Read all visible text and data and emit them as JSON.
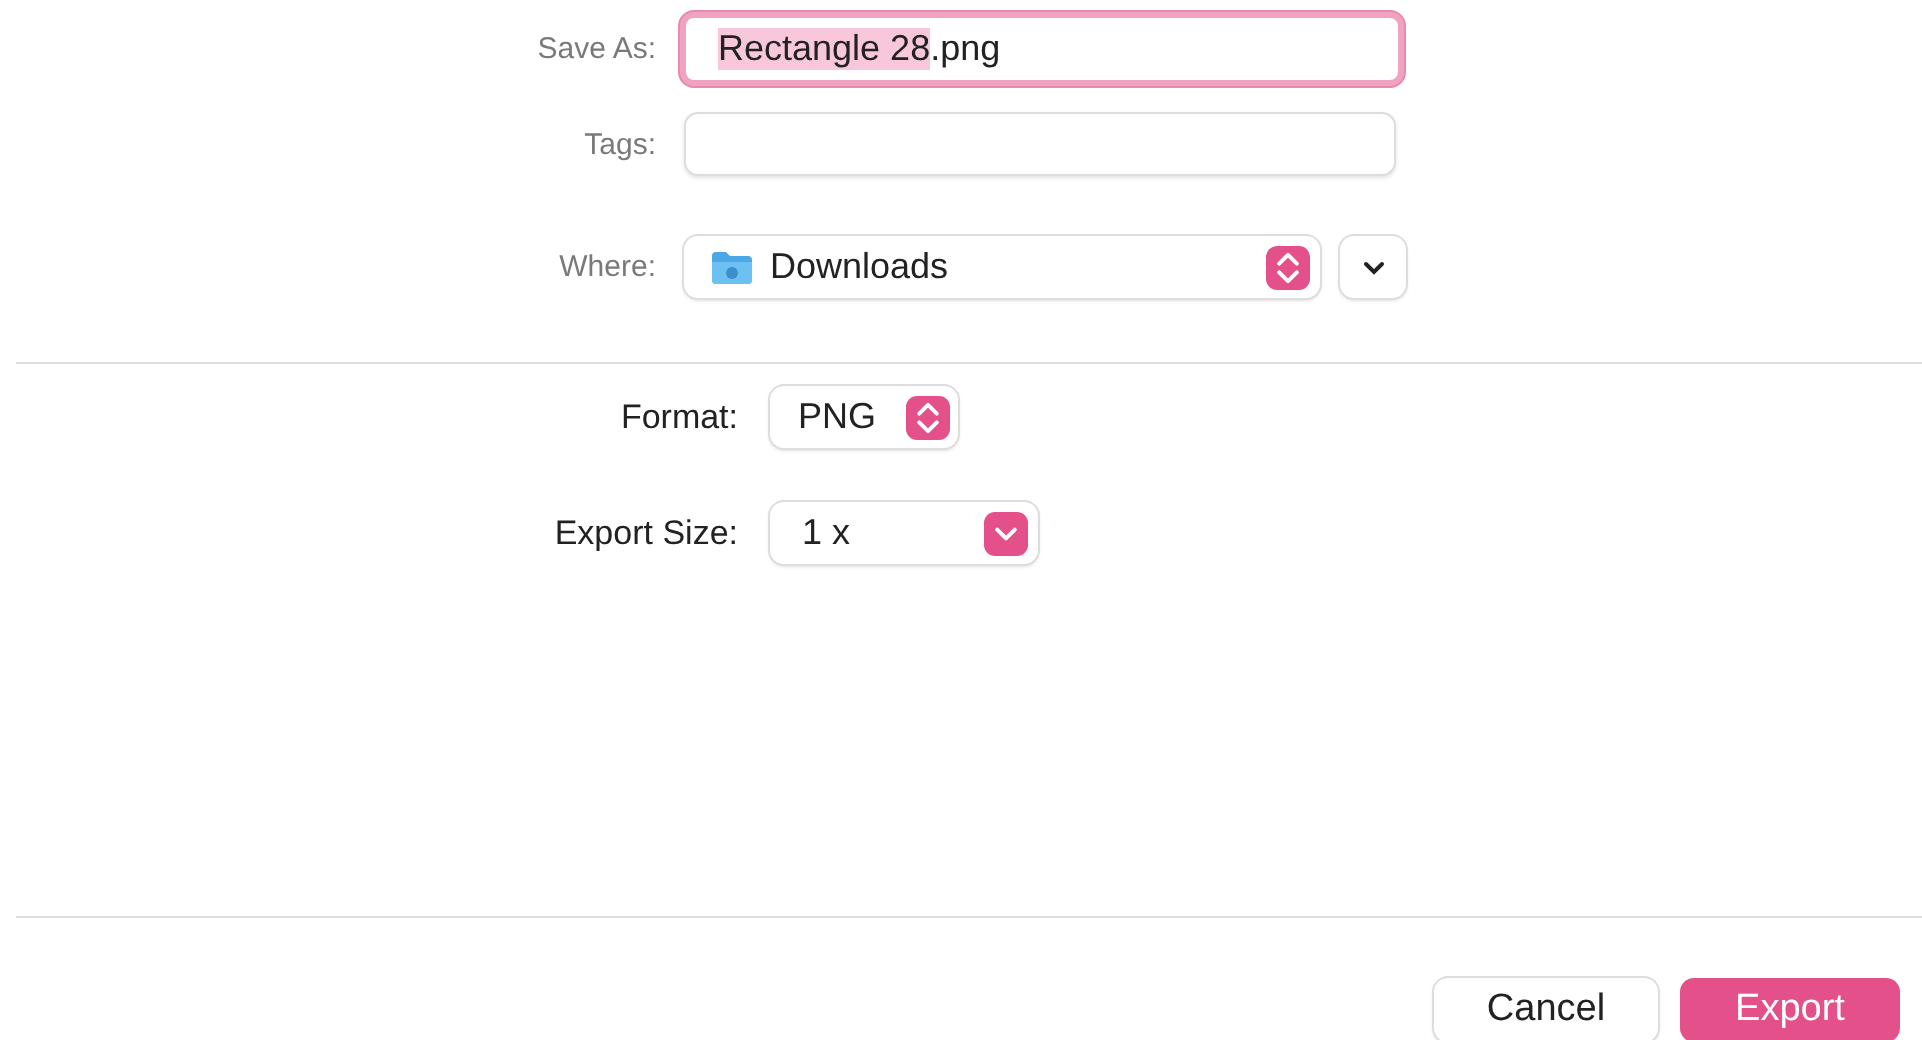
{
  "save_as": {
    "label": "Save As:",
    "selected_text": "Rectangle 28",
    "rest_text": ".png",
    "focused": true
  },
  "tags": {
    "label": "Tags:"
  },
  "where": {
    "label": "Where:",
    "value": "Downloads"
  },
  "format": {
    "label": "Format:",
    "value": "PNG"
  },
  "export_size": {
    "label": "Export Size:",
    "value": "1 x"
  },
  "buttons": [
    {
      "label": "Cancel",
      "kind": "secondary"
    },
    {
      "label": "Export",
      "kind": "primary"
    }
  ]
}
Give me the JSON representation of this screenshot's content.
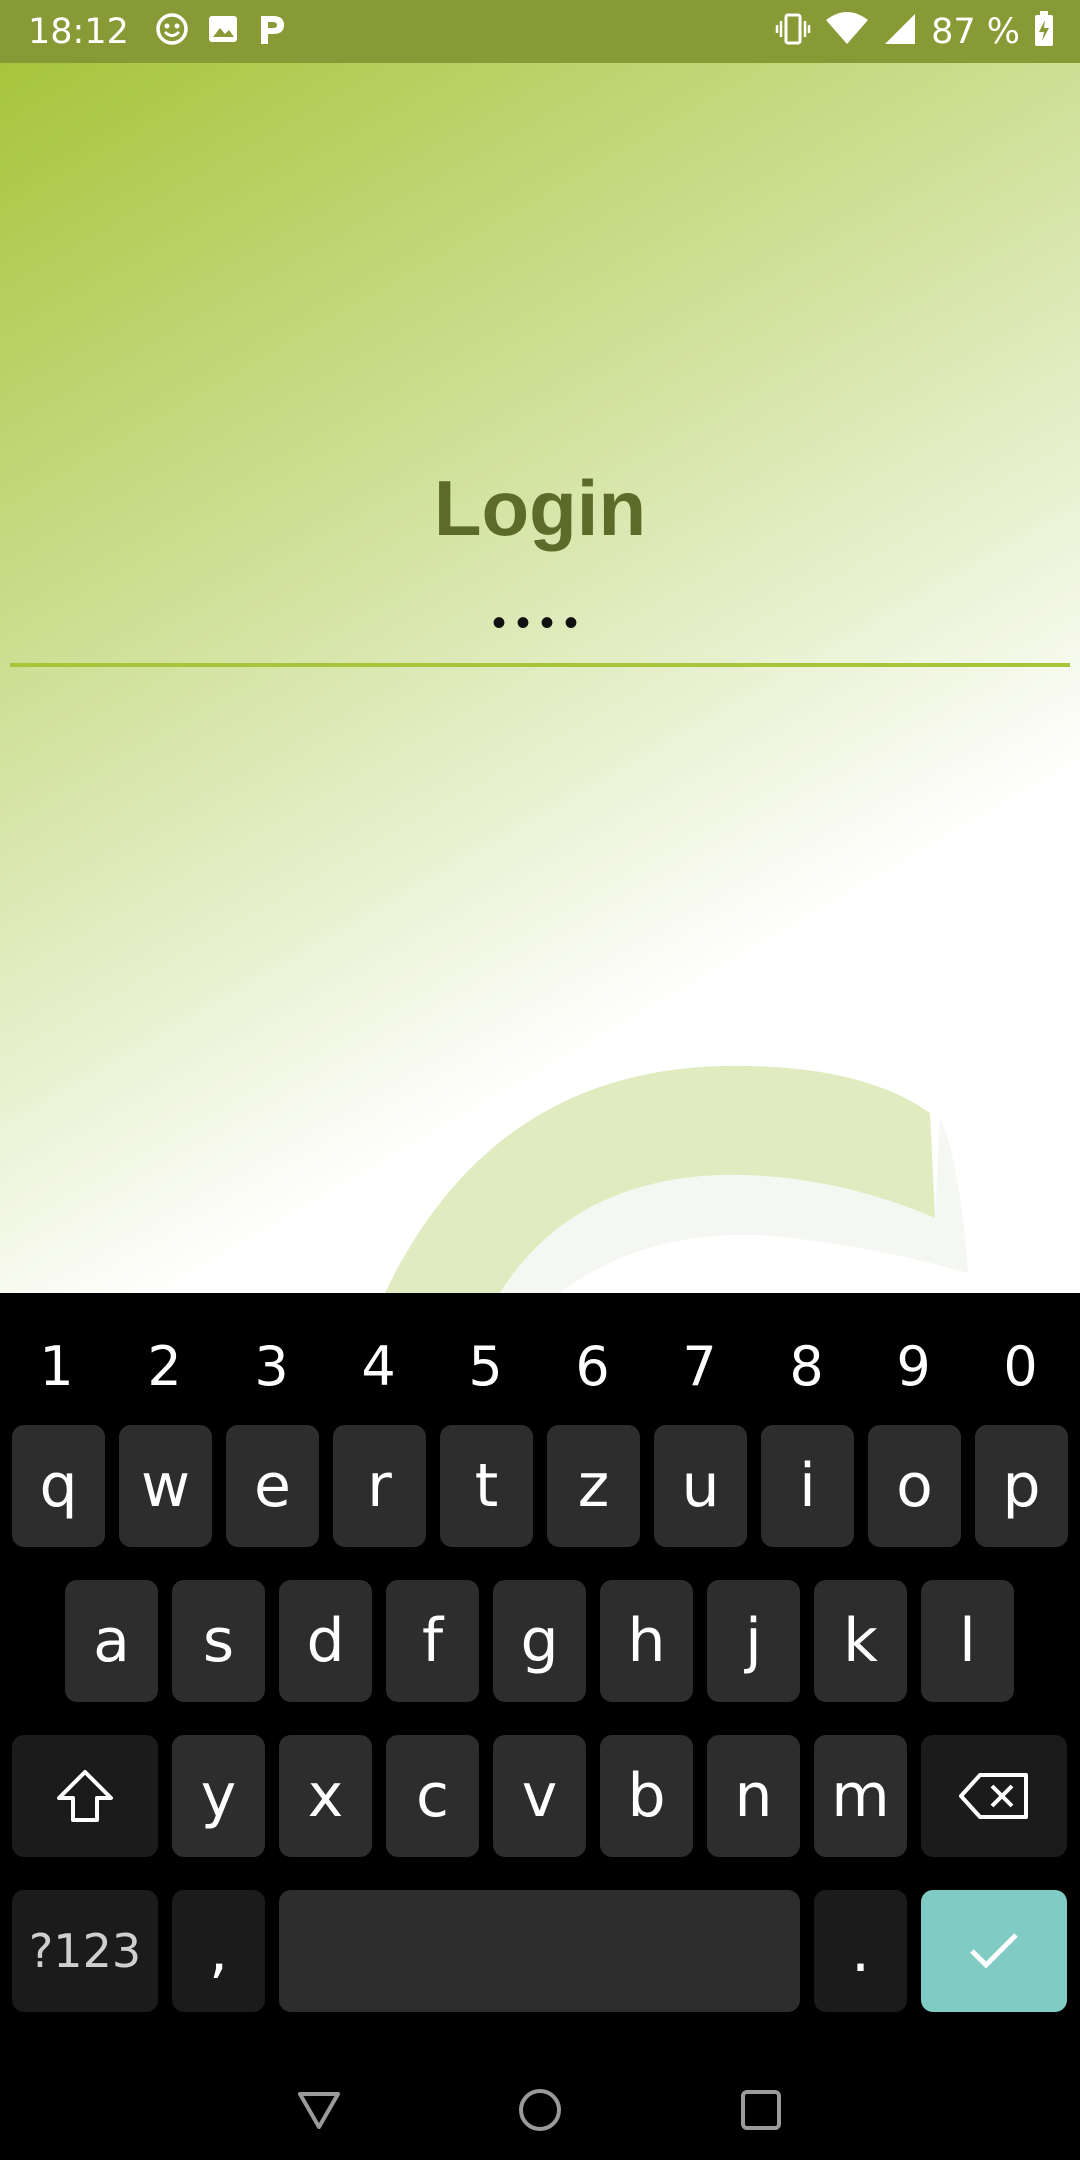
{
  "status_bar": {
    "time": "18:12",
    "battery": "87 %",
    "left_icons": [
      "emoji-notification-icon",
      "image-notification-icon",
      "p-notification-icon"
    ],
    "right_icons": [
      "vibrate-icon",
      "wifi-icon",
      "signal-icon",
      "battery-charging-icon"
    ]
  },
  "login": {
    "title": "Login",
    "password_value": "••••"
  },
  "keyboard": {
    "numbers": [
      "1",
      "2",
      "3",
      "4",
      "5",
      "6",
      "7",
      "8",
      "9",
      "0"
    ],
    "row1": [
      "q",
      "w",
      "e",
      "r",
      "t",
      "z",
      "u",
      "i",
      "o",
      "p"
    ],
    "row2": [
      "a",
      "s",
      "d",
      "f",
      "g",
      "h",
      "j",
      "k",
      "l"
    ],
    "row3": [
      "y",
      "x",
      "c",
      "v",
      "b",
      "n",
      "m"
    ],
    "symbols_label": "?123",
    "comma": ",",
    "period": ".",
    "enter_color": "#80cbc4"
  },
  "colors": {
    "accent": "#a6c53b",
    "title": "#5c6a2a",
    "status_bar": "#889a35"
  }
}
********************
-- Goal of the exercise --
In the entries above, find each line with the word "notification" and copy it.

-- Written answer --
      "emoji-notification-icon",
      "image-notification-icon",
      "p-notification-icon"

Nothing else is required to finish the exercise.